Only lines with the word "name" are needed; collect each of them from the listing below.

++++++++++++++++++++

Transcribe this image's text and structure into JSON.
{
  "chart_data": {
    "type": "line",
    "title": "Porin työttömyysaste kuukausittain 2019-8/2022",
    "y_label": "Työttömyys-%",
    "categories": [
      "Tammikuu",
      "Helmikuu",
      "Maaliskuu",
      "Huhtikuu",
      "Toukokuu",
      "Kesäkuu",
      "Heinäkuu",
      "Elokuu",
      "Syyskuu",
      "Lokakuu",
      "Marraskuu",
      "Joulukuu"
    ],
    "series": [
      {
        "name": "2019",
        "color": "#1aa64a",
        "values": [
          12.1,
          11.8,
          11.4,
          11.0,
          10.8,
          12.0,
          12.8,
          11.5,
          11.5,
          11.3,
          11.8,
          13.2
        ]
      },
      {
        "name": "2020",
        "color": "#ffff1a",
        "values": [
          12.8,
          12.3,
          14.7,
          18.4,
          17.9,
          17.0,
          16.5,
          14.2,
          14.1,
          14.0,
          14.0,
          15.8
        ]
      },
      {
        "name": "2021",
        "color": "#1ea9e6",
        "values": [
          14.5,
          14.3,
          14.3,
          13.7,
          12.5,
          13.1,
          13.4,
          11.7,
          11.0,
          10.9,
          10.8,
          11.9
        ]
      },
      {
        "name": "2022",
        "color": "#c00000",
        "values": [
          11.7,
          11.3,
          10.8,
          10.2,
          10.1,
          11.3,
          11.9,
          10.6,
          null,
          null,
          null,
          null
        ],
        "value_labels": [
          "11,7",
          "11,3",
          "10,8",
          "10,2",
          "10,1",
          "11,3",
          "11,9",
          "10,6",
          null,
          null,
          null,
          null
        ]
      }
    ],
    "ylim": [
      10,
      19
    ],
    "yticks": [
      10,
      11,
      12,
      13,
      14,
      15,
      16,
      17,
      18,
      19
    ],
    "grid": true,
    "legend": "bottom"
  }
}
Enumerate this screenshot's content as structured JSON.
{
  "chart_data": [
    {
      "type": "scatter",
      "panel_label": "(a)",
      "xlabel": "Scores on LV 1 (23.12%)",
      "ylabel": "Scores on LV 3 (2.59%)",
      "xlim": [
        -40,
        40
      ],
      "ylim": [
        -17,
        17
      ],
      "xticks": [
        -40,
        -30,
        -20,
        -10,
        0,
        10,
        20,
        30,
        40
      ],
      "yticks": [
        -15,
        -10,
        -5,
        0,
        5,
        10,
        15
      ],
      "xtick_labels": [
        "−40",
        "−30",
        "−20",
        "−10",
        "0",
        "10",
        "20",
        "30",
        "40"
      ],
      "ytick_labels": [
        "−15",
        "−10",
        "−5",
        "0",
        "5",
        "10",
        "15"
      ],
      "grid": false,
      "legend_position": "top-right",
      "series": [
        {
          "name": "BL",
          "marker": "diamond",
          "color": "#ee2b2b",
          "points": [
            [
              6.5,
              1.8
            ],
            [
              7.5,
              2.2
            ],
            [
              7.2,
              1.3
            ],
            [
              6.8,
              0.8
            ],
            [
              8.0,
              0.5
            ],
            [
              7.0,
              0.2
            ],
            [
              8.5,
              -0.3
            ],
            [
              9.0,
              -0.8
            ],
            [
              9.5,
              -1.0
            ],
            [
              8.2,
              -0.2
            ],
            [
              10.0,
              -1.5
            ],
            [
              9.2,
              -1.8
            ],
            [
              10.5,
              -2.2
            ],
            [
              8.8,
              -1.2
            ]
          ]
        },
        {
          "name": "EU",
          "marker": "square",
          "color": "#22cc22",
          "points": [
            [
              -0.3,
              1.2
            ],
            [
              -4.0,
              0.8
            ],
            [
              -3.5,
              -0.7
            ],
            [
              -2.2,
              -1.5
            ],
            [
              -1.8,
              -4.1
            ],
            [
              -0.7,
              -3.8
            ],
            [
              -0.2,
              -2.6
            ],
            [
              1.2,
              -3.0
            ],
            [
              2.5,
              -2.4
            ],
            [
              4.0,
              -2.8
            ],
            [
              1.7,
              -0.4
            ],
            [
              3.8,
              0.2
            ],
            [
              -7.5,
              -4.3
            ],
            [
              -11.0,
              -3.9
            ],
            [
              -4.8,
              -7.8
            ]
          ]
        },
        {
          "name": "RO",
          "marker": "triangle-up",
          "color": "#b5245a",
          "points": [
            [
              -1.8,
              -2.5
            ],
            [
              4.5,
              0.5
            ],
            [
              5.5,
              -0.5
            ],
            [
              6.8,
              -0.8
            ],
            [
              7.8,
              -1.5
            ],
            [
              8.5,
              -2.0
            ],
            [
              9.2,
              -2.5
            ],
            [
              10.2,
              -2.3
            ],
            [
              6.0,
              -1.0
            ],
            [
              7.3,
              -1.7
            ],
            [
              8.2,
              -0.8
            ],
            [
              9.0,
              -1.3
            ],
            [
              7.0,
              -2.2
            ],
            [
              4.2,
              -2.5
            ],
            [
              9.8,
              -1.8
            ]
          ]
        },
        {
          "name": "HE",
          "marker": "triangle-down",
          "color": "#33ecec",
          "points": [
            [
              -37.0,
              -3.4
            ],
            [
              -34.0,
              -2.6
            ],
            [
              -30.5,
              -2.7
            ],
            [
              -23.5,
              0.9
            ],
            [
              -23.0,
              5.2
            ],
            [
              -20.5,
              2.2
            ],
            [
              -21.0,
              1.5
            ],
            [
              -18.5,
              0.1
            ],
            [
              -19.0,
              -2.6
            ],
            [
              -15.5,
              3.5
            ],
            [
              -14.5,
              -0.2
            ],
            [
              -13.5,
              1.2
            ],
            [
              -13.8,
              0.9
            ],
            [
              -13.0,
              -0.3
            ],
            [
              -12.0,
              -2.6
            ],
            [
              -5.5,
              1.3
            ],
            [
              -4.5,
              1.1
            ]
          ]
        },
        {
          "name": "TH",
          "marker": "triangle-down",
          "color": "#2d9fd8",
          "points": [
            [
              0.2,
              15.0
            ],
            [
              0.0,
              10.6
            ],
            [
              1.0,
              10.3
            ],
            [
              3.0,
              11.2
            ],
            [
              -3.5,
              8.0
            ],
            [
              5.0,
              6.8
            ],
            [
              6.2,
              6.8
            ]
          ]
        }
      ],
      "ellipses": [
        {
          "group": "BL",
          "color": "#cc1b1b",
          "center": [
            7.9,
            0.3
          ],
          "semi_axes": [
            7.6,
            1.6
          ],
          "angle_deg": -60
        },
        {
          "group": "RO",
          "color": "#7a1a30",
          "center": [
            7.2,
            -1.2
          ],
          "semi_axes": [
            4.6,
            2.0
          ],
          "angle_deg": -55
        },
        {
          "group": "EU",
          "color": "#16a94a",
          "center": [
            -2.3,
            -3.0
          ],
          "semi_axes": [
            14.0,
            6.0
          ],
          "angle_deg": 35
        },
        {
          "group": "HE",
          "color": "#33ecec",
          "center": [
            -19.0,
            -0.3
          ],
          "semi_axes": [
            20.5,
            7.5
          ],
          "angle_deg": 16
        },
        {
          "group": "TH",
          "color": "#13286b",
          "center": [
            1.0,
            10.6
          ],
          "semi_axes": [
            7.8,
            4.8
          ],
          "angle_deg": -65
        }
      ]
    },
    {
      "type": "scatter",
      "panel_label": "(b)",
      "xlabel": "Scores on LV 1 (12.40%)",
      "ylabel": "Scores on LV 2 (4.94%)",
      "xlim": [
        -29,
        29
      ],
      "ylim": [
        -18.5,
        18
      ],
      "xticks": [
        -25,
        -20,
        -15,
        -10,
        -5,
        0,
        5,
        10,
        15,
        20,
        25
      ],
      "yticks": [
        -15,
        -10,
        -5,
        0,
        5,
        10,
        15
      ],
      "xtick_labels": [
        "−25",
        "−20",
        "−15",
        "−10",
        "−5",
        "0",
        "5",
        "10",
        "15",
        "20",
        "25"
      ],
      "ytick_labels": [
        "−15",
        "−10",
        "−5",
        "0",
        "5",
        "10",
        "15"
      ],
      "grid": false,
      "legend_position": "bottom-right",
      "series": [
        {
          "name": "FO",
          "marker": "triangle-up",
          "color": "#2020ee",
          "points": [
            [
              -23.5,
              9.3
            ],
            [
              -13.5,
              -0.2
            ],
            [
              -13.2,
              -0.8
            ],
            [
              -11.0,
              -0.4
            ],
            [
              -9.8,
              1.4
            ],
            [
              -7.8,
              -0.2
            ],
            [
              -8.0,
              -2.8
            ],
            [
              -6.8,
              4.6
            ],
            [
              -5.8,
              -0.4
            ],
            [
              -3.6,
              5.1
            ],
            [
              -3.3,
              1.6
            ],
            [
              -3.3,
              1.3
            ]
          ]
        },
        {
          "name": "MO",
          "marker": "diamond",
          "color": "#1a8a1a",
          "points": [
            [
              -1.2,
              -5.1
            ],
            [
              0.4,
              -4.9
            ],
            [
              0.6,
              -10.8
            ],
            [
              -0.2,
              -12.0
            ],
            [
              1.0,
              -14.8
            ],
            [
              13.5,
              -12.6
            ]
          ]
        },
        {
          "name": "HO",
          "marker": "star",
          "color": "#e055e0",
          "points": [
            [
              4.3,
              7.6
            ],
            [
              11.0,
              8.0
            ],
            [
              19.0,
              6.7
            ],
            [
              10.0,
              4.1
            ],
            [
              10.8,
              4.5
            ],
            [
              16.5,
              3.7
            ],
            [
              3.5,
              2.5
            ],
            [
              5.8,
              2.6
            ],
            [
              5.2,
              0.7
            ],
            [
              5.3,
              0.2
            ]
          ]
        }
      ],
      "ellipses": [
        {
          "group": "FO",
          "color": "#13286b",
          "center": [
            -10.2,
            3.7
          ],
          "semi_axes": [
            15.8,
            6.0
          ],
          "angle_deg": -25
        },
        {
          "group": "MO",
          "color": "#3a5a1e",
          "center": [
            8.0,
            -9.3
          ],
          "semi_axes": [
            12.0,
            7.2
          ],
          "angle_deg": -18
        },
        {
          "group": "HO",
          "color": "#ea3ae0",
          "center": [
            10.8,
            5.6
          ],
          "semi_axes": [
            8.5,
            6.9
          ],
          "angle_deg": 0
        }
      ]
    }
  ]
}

++++++++++++++++++++

Exercise output:
        "name": "2019",
        "name": "2020",
        "name": "2021",
        "name": "2022",
          "name": "BL",
          "name": "EU",
          "name": "RO",
          "name": "HE",
          "name": "TH",
          "name": "FO",
          "name": "MO",
          "name": "HO",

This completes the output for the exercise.